+++ Records shown
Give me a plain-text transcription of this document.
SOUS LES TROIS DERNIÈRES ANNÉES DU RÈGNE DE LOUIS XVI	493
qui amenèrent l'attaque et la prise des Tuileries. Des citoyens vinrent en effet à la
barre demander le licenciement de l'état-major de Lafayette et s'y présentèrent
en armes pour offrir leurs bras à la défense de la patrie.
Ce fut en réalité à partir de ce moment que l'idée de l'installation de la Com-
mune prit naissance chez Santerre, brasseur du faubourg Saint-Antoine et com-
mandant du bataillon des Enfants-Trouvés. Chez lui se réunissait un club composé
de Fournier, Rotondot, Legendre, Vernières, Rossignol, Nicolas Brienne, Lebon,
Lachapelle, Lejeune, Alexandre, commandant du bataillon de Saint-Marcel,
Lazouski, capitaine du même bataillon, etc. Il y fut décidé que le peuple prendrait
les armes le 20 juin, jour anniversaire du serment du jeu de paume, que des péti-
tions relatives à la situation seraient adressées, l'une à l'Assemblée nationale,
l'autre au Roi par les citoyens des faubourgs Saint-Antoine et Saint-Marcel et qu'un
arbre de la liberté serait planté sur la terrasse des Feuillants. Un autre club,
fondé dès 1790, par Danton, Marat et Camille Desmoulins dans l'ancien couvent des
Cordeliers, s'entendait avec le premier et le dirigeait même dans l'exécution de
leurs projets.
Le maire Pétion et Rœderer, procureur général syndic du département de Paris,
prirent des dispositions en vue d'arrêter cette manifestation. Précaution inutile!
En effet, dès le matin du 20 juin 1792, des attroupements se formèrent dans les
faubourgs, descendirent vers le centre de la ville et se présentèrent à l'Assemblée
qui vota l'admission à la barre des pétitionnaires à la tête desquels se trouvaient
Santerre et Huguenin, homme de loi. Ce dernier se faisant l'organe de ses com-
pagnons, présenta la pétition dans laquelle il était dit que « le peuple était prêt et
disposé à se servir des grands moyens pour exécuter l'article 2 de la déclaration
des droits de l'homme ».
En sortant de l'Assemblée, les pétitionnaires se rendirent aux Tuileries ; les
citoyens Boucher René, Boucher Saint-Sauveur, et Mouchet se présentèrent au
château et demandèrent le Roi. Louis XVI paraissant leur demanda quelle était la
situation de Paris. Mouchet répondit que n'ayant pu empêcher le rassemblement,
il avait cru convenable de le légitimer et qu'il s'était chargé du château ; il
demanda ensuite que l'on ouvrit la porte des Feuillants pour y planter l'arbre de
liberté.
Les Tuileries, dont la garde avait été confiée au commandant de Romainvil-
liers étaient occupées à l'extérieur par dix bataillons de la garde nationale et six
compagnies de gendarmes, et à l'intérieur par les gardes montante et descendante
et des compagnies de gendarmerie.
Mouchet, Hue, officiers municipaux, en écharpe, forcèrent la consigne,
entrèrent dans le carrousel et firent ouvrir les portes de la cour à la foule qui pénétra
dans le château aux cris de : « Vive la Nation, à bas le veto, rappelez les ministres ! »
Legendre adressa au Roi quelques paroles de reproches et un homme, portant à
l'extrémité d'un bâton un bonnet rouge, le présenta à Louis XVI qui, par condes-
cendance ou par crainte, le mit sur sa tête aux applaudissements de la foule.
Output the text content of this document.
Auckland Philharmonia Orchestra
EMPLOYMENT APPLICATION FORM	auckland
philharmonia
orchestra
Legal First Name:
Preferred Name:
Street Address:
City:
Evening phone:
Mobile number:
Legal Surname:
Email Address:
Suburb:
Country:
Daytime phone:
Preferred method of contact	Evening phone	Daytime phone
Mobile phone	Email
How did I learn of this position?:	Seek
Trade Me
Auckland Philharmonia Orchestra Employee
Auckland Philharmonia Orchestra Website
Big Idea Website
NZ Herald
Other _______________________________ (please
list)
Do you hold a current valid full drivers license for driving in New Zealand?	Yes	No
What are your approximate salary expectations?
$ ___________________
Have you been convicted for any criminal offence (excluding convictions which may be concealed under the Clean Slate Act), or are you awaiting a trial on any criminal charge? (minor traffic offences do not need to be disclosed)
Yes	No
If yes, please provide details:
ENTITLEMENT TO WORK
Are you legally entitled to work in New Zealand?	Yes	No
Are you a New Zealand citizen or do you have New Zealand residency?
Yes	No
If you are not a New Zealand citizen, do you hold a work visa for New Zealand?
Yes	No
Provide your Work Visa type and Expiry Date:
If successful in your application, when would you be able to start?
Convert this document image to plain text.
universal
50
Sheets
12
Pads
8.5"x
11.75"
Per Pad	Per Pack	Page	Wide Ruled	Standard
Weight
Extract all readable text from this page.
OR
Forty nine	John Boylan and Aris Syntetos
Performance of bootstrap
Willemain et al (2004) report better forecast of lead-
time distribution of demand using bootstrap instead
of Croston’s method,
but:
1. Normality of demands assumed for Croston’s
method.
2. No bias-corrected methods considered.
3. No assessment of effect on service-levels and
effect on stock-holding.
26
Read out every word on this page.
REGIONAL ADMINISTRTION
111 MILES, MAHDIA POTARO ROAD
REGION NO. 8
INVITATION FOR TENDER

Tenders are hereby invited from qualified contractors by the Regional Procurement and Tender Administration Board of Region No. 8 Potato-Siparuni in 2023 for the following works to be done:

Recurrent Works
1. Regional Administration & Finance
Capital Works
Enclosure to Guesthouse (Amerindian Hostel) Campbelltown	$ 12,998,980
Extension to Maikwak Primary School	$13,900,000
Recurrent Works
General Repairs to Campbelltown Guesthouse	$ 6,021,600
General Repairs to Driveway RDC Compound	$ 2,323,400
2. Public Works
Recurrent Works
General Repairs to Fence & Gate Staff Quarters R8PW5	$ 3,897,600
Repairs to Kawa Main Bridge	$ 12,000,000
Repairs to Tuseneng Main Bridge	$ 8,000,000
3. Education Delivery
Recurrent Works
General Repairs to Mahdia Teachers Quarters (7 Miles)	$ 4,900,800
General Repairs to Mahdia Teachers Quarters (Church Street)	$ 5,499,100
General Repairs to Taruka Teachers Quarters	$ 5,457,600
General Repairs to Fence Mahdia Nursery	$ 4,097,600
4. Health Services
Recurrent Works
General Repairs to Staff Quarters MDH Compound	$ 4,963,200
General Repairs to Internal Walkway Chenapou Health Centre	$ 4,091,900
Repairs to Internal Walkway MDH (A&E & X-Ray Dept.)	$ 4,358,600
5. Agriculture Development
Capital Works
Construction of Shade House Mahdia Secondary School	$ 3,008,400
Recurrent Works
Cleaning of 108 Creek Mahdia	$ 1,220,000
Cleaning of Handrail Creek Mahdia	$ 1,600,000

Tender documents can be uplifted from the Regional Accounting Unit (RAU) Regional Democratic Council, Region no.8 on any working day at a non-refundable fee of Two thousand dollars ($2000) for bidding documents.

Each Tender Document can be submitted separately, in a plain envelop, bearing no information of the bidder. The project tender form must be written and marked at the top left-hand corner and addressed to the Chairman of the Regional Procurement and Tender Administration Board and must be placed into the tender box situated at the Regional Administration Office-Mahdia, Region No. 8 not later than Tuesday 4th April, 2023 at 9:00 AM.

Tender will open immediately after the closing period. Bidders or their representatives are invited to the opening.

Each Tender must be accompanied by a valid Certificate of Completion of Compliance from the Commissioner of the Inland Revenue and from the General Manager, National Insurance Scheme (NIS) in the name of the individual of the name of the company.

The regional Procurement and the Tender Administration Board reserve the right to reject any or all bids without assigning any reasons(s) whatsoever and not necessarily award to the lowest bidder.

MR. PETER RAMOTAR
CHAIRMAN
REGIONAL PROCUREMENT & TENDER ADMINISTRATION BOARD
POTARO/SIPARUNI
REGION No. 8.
++++++
▶ What needs to be done
Extract the full listing and reproduce each line exactly.

▶ Answer to the problem
Give me a plain-text transcription of this document.
SOUS LES TROIS DERNIÈRES ANNÉES DU RÈGNE DE LOUIS XVI	493
qui amenèrent l'attaque et la prise des Tuileries. Des citoyens vinrent en effet à la
barre demander le licenciement de l'état-major de Lafayette et s'y présentèrent
en armes pour offrir leurs bras à la défense de la patrie.
Ce fut en réalité à partir de ce moment que l'idée de l'installation de la Com-
mune prit naissance chez Santerre, brasseur du faubourg Saint-Antoine et com-
mandant du bataillon des Enfants-Trouvés. Chez lui se réunissait un club composé
de Fournier, Rotondot, Legendre, Vernières, Rossignol, Nicolas Brienne, Lebon,
Lachapelle, Lejeune, Alexandre, commandant du bataillon de Saint-Marcel,
Lazouski, capitaine du même bataillon, etc. Il y fut décidé que le peuple prendrait
les armes le 20 juin, jour anniversaire du serment du jeu de paume, que des péti-
tions relatives à la situation seraient adressées, l'une à l'Assemblée nationale,
l'autre au Roi par les citoyens des faubourgs Saint-Antoine et Saint-Marcel et qu'un
arbre de la liberté serait planté sur la terrasse des Feuillants. Un autre club,
fondé dès 1790, par Danton, Marat et Camille Desmoulins dans l'ancien couvent des
Cordeliers, s'entendait avec le premier et le dirigeait même dans l'exécution de
leurs projets.
Le maire Pétion et Rœderer, procureur général syndic du département de Paris,
prirent des dispositions en vue d'arrêter cette manifestation. Précaution inutile!
En effet, dès le matin du 20 juin 1792, des attroupements se formèrent dans les
faubourgs, descendirent vers le centre de la ville et se présentèrent à l'Assemblée
qui vota l'admission à la barre des pétitionnaires à la tête desquels se trouvaient
Santerre et Huguenin, homme de loi. Ce dernier se faisant l'organe de ses com-
pagnons, présenta la pétition dans laquelle il était dit que « le peuple était prêt et
disposé à se servir des grands moyens pour exécuter l'article 2 de la déclaration
des droits de l'homme ».
En sortant de l'Assemblée, les pétitionnaires se rendirent aux Tuileries ; les
citoyens Boucher René, Boucher Saint-Sauveur, et Mouchet se présentèrent au
château et demandèrent le Roi. Louis XVI paraissant leur demanda quelle était la
situation de Paris. Mouchet répondit que n'ayant pu empêcher le rassemblement,
il avait cru convenable de le légitimer et qu'il s'était chargé du château ; il
demanda ensuite que l'on ouvrit la porte des Feuillants pour y planter l'arbre de
liberté.
Les Tuileries, dont la garde avait été confiée au commandant de Romainvil-
liers étaient occupées à l'extérieur par dix bataillons de la garde nationale et six
compagnies de gendarmes, et à l'intérieur par les gardes montante et descendante
et des compagnies de gendarmerie.
Mouchet, Hue, officiers municipaux, en écharpe, forcèrent la consigne,
entrèrent dans le carrousel et firent ouvrir les portes de la cour à la foule qui pénétra
dans le château aux cris de : « Vive la Nation, à bas le veto, rappelez les ministres ! »
Legendre adressa au Roi quelques paroles de reproches et un homme, portant à
l'extrémité d'un bâton un bonnet rouge, le présenta à Louis XVI qui, par condes-
cendance ou par crainte, le mit sur sa tête aux applaudissements de la foule.
Output the text content of this document.
Auckland Philharmonia Orchestra
EMPLOYMENT APPLICATION FORM	auckland
philharmonia
orchestra
Legal First Name:
Preferred Name:
Street Address:
City:
Evening phone:
Mobile number:
Legal Surname:
Email Address:
Suburb:
Country:
Daytime phone:
Preferred method of contact	Evening phone	Daytime phone
Mobile phone	Email
How did I learn of this position?:	Seek
Trade Me
Auckland Philharmonia Orchestra Employee
Auckland Philharmonia Orchestra Website
Big Idea Website
NZ Herald
Other _______________________________ (please
list)
Do you hold a current valid full drivers license for driving in New Zealand?	Yes	No
What are your approximate salary expectations?
$ ___________________
Have you been convicted for any criminal offence (excluding convictions which may be concealed under the Clean Slate Act), or are you awaiting a trial on any criminal charge? (minor traffic offences do not need to be disclosed)
Yes	No
If yes, please provide details:
ENTITLEMENT TO WORK
Are you legally entitled to work in New Zealand?	Yes	No
Are you a New Zealand citizen or do you have New Zealand residency?
Yes	No
If you are not a New Zealand citizen, do you hold a work visa for New Zealand?
Yes	No
Provide your Work Visa type and Expiry Date:
If successful in your application, when would you be able to start?
Convert this document image to plain text.
universal
50
Sheets
12
Pads
8.5"x
11.75"
Per Pad	Per Pack	Page	Wide Ruled	Standard
Weight
Extract all readable text from this page.
OR
Forty nine	John Boylan and Aris Syntetos
Performance of bootstrap
Willemain et al (2004) report better forecast of lead-
time distribution of demand using bootstrap instead
of Croston’s method,
but:
1. Normality of demands assumed for Croston’s
method.
2. No bias-corrected methods considered.
3. No assessment of effect on service-levels and
effect on stock-holding.
26
Read out every word on this page.
REGIONAL ADMINISTRTION
111 MILES, MAHDIA POTARO ROAD
REGION NO. 8
INVITATION FOR TENDER

Tenders are hereby invited from qualified contractors by the Regional Procurement and Tender Administration Board of Region No. 8 Potato-Siparuni in 2023 for the following works to be done:

Recurrent Works
1. Regional Administration & Finance
Capital Works
Enclosure to Guesthouse (Amerindian Hostel) Campbelltown	$ 12,998,980
Extension to Maikwak Primary School	$13,900,000
Recurrent Works
General Repairs to Campbelltown Guesthouse	$ 6,021,600
General Repairs to Driveway RDC Compound	$ 2,323,400
2. Public Works
Recurrent Works
General Repairs to Fence & Gate Staff Quarters R8PW5	$ 3,897,600
Repairs to Kawa Main Bridge	$ 12,000,000
Repairs to Tuseneng Main Bridge	$ 8,000,000
3. Education Delivery
Recurrent Works
General Repairs to Mahdia Teachers Quarters (7 Miles)	$ 4,900,800
General Repairs to Mahdia Teachers Quarters (Church Street)	$ 5,499,100
General Repairs to Taruka Teachers Quarters	$ 5,457,600
General Repairs to Fence Mahdia Nursery	$ 4,097,600
4. Health Services
Recurrent Works
General Repairs to Staff Quarters MDH Compound	$ 4,963,200
General Repairs to Internal Walkway Chenapou Health Centre	$ 4,091,900
Repairs to Internal Walkway MDH (A&E & X-Ray Dept.)	$ 4,358,600
5. Agriculture Development
Capital Works
Construction of Shade House Mahdia Secondary School	$ 3,008,400
Recurrent Works
Cleaning of 108 Creek Mahdia	$ 1,220,000
Cleaning of Handrail Creek Mahdia	$ 1,600,000

Tender documents can be uplifted from the Regional Accounting Unit (RAU) Regional Democratic Council, Region no.8 on any working day at a non-refundable fee of Two thousand dollars ($2000) for bidding documents.

Each Tender Document can be submitted separately, in a plain envelop, bearing no information of the bidder. The project tender form must be written and marked at the top left-hand corner and addressed to the Chairman of the Regional Procurement and Tender Administration Board and must be placed into the tender box situated at the Regional Administration Office-Mahdia, Region No. 8 not later than Tuesday 4th April, 2023 at 9:00 AM.

Tender will open immediately after the closing period. Bidders or their representatives are invited to the opening.

Each Tender must be accompanied by a valid Certificate of Completion of Compliance from the Commissioner of the Inland Revenue and from the General Manager, National Insurance Scheme (NIS) in the name of the individual of the name of the company.

The regional Procurement and the Tender Administration Board reserve the right to reject any or all bids without assigning any reasons(s) whatsoever and not necessarily award to the lowest bidder.

MR. PETER RAMOTAR
CHAIRMAN
REGIONAL PROCUREMENT & TENDER ADMINISTRATION BOARD
POTARO/SIPARUNI
REGION No. 8.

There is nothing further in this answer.